::: GIVEN RECORDS :::
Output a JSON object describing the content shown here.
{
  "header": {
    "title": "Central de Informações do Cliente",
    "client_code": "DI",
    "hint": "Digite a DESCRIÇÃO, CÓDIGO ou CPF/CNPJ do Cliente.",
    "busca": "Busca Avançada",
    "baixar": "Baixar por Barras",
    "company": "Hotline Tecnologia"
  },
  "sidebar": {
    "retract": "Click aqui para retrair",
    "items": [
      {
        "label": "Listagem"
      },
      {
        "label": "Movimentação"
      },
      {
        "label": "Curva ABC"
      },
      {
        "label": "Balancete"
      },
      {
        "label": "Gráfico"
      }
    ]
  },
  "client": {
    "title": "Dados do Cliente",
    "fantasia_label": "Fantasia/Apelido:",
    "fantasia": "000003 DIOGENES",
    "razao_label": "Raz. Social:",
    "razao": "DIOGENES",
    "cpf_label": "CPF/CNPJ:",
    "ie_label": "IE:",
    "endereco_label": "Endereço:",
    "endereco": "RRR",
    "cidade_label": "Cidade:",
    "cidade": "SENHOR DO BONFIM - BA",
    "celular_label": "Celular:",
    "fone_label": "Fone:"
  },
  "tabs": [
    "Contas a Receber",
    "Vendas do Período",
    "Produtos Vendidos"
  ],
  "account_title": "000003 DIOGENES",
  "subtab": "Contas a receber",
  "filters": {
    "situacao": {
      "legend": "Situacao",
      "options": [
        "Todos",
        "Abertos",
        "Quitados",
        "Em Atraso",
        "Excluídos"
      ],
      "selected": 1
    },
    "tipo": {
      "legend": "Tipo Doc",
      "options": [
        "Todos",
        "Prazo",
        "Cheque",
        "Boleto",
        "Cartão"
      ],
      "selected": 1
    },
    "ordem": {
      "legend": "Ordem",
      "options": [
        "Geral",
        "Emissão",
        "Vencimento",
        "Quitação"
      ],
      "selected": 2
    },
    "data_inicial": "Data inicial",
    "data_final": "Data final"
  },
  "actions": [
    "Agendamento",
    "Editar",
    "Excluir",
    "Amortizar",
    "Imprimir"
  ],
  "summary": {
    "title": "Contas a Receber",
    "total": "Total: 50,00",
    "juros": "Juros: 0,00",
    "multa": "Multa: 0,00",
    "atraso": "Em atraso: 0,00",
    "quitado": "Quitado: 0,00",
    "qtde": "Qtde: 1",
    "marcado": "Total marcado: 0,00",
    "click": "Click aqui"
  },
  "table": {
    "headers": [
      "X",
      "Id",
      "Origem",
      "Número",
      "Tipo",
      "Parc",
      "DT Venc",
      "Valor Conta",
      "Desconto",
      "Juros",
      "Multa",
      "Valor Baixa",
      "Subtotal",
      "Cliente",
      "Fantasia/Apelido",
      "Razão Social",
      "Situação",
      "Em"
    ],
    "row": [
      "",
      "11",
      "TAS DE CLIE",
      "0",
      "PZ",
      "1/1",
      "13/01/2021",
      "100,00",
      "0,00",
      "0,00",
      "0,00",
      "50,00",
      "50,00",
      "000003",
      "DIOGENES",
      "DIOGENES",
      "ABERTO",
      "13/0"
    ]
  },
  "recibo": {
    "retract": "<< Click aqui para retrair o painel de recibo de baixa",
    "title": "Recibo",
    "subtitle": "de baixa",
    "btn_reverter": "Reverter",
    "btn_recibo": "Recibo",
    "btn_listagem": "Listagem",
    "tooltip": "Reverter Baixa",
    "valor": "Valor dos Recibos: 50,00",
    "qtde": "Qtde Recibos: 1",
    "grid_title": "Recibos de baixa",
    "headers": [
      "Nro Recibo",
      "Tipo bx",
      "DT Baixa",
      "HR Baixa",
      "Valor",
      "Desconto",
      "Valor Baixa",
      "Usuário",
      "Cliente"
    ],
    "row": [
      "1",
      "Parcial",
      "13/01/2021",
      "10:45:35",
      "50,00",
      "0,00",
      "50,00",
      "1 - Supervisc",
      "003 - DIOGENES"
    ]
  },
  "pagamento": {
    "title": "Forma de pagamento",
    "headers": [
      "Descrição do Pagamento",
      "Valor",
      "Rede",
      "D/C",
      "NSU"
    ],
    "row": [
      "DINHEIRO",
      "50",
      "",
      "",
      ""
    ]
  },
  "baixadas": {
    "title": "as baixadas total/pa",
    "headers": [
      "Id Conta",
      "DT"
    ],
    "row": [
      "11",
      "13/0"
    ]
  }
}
:::
[TASK BRIEF] Reproduce the data shown above exactly.

[WRITTEN RESPONSE]
Output a JSON object describing the content shown here.
{
  "header": {
    "title": "Central de Informações do Cliente",
    "client_code": "DI",
    "hint": "Digite a DESCRIÇÃO, CÓDIGO ou CPF/CNPJ do Cliente.",
    "busca": "Busca Avançada",
    "baixar": "Baixar por Barras",
    "company": "Hotline Tecnologia"
  },
  "sidebar": {
    "retract": "Click aqui para retrair",
    "items": [
      {
        "label": "Listagem"
      },
      {
        "label": "Movimentação"
      },
      {
        "label": "Curva ABC"
      },
      {
        "label": "Balancete"
      },
      {
        "label": "Gráfico"
      }
    ]
  },
  "client": {
    "title": "Dados do Cliente",
    "fantasia_label": "Fantasia/Apelido:",
    "fantasia": "000003 DIOGENES",
    "razao_label": "Raz. Social:",
    "razao": "DIOGENES",
    "cpf_label": "CPF/CNPJ:",
    "ie_label": "IE:",
    "endereco_label": "Endereço:",
    "endereco": "RRR",
    "cidade_label": "Cidade:",
    "cidade": "SENHOR DO BONFIM - BA",
    "celular_label": "Celular:",
    "fone_label": "Fone:"
  },
  "tabs": [
    "Contas a Receber",
    "Vendas do Período",
    "Produtos Vendidos"
  ],
  "account_title": "000003 DIOGENES",
  "subtab": "Contas a receber",
  "filters": {
    "situacao": {
      "legend": "Situacao",
      "options": [
        "Todos",
        "Abertos",
        "Quitados",
        "Em Atraso",
        "Excluídos"
      ],
      "selected": 1
    },
    "tipo": {
      "legend": "Tipo Doc",
      "options": [
        "Todos",
        "Prazo",
        "Cheque",
        "Boleto",
        "Cartão"
      ],
      "selected": 1
    },
    "ordem": {
      "legend": "Ordem",
      "options": [
        "Geral",
        "Emissão",
        "Vencimento",
        "Quitação"
      ],
      "selected": 2
    },
    "data_inicial": "Data inicial",
    "data_final": "Data final"
  },
  "actions": [
    "Agendamento",
    "Editar",
    "Excluir",
    "Amortizar",
    "Imprimir"
  ],
  "summary": {
    "title": "Contas a Receber",
    "total": "Total: 50,00",
    "juros": "Juros: 0,00",
    "multa": "Multa: 0,00",
    "atraso": "Em atraso: 0,00",
    "quitado": "Quitado: 0,00",
    "qtde": "Qtde: 1",
    "marcado": "Total marcado: 0,00",
    "click": "Click aqui"
  },
  "table": {
    "headers": [
      "X",
      "Id",
      "Origem",
      "Número",
      "Tipo",
      "Parc",
      "DT Venc",
      "Valor Conta",
      "Desconto",
      "Juros",
      "Multa",
      "Valor Baixa",
      "Subtotal",
      "Cliente",
      "Fantasia/Apelido",
      "Razão Social",
      "Situação",
      "Em"
    ],
    "row": [
      "",
      "11",
      "TAS DE CLIE",
      "0",
      "PZ",
      "1/1",
      "13/01/2021",
      "100,00",
      "0,00",
      "0,00",
      "0,00",
      "50,00",
      "50,00",
      "000003",
      "DIOGENES",
      "DIOGENES",
      "ABERTO",
      "13/0"
    ]
  },
  "recibo": {
    "retract": "<< Click aqui para retrair o painel de recibo de baixa",
    "title": "Recibo",
    "subtitle": "de baixa",
    "btn_reverter": "Reverter",
    "btn_recibo": "Recibo",
    "btn_listagem": "Listagem",
    "tooltip": "Reverter Baixa",
    "valor": "Valor dos Recibos: 50,00",
    "qtde": "Qtde Recibos: 1",
    "grid_title": "Recibos de baixa",
    "headers": [
      "Nro Recibo",
      "Tipo bx",
      "DT Baixa",
      "HR Baixa",
      "Valor",
      "Desconto",
      "Valor Baixa",
      "Usuário",
      "Cliente"
    ],
    "row": [
      "1",
      "Parcial",
      "13/01/2021",
      "10:45:35",
      "50,00",
      "0,00",
      "50,00",
      "1 - Supervisc",
      "003 - DIOGENES"
    ]
  },
  "pagamento": {
    "title": "Forma de pagamento",
    "headers": [
      "Descrição do Pagamento",
      "Valor",
      "Rede",
      "D/C",
      "NSU"
    ],
    "row": [
      "DINHEIRO",
      "50",
      "",
      "",
      ""
    ]
  },
  "baixadas": {
    "title": "as baixadas total/pa",
    "headers": [
      "Id Conta",
      "DT"
    ],
    "row": [
      "11",
      "13/0"
    ]
  }
}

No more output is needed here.